[Entries taken from a collection]
□ □ □ □

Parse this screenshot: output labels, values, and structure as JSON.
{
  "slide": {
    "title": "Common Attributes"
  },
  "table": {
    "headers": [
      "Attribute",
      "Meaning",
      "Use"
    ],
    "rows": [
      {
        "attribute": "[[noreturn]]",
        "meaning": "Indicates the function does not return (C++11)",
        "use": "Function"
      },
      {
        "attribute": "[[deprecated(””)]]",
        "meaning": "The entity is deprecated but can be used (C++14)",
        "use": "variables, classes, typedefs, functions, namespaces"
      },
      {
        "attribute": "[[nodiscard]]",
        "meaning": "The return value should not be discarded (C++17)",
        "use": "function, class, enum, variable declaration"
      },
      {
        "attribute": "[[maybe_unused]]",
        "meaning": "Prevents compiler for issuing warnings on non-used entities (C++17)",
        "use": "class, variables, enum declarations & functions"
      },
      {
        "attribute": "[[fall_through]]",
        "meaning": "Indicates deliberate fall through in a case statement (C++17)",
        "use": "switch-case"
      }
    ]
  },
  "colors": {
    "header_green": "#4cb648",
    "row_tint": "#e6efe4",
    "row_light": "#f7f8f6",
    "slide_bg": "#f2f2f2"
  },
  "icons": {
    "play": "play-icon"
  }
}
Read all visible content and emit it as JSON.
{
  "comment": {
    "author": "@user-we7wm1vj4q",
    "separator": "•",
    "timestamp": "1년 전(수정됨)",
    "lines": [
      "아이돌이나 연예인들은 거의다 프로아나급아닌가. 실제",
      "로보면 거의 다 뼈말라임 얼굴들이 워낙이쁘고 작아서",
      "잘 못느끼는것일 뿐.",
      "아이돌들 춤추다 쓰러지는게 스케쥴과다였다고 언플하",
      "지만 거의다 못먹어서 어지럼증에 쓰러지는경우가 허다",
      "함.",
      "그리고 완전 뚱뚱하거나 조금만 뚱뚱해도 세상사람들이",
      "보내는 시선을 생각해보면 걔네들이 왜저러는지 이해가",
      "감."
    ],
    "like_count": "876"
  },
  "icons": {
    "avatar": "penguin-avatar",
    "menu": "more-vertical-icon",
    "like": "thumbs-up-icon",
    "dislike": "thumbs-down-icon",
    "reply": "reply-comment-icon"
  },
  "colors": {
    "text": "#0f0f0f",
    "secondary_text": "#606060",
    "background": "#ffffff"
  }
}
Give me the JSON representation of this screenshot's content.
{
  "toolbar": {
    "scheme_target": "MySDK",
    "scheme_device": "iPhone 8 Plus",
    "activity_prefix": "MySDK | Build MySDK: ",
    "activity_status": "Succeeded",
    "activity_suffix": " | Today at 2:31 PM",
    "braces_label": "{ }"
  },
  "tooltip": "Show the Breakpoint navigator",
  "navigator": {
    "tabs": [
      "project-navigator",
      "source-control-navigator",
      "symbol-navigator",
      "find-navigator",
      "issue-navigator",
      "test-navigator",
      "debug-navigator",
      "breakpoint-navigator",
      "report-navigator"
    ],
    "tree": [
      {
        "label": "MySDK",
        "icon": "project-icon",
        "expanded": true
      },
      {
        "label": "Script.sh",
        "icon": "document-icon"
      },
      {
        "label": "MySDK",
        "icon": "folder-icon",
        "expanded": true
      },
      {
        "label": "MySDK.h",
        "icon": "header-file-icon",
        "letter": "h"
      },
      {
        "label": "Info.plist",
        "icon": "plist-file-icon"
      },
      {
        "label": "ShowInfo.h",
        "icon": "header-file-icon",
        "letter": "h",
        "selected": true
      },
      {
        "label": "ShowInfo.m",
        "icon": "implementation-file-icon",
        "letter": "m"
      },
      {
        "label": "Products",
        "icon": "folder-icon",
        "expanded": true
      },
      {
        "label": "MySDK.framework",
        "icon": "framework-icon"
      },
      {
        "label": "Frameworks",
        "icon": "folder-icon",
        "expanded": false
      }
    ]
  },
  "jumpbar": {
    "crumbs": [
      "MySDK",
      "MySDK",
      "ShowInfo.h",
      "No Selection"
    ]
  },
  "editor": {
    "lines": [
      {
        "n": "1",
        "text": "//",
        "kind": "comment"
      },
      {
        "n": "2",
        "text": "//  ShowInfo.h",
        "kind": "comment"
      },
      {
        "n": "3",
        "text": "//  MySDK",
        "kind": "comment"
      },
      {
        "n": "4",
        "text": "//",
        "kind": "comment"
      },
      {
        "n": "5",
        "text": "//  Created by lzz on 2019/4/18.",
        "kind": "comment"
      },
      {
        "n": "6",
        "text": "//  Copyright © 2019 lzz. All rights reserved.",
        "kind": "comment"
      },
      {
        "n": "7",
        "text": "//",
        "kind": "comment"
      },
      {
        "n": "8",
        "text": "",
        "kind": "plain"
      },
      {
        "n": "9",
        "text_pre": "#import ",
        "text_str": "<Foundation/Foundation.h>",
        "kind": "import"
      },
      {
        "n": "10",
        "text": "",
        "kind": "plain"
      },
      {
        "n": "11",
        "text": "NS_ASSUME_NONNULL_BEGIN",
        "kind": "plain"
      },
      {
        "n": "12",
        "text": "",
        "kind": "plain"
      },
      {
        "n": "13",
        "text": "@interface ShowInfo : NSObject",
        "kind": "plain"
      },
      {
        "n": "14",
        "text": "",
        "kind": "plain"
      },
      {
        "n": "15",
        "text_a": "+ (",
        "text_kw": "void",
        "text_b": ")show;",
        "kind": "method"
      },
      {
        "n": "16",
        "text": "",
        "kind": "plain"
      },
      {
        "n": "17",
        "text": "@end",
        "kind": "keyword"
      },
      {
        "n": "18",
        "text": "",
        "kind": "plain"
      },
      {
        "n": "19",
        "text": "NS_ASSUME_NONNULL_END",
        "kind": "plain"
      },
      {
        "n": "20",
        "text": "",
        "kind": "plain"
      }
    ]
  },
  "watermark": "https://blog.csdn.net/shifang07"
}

□ □ □ □

**WRITTEN PROBLEM:**
Scan the listing above. Collect all lines with the word "ShowInfo".

**CORRECT ANSWER:**
        "label": "ShowInfo.h",
        "label": "ShowInfo.m",
      "ShowInfo.h",
        "text": "//  ShowInfo.h",
        "text": "@interface ShowInfo : NSObject",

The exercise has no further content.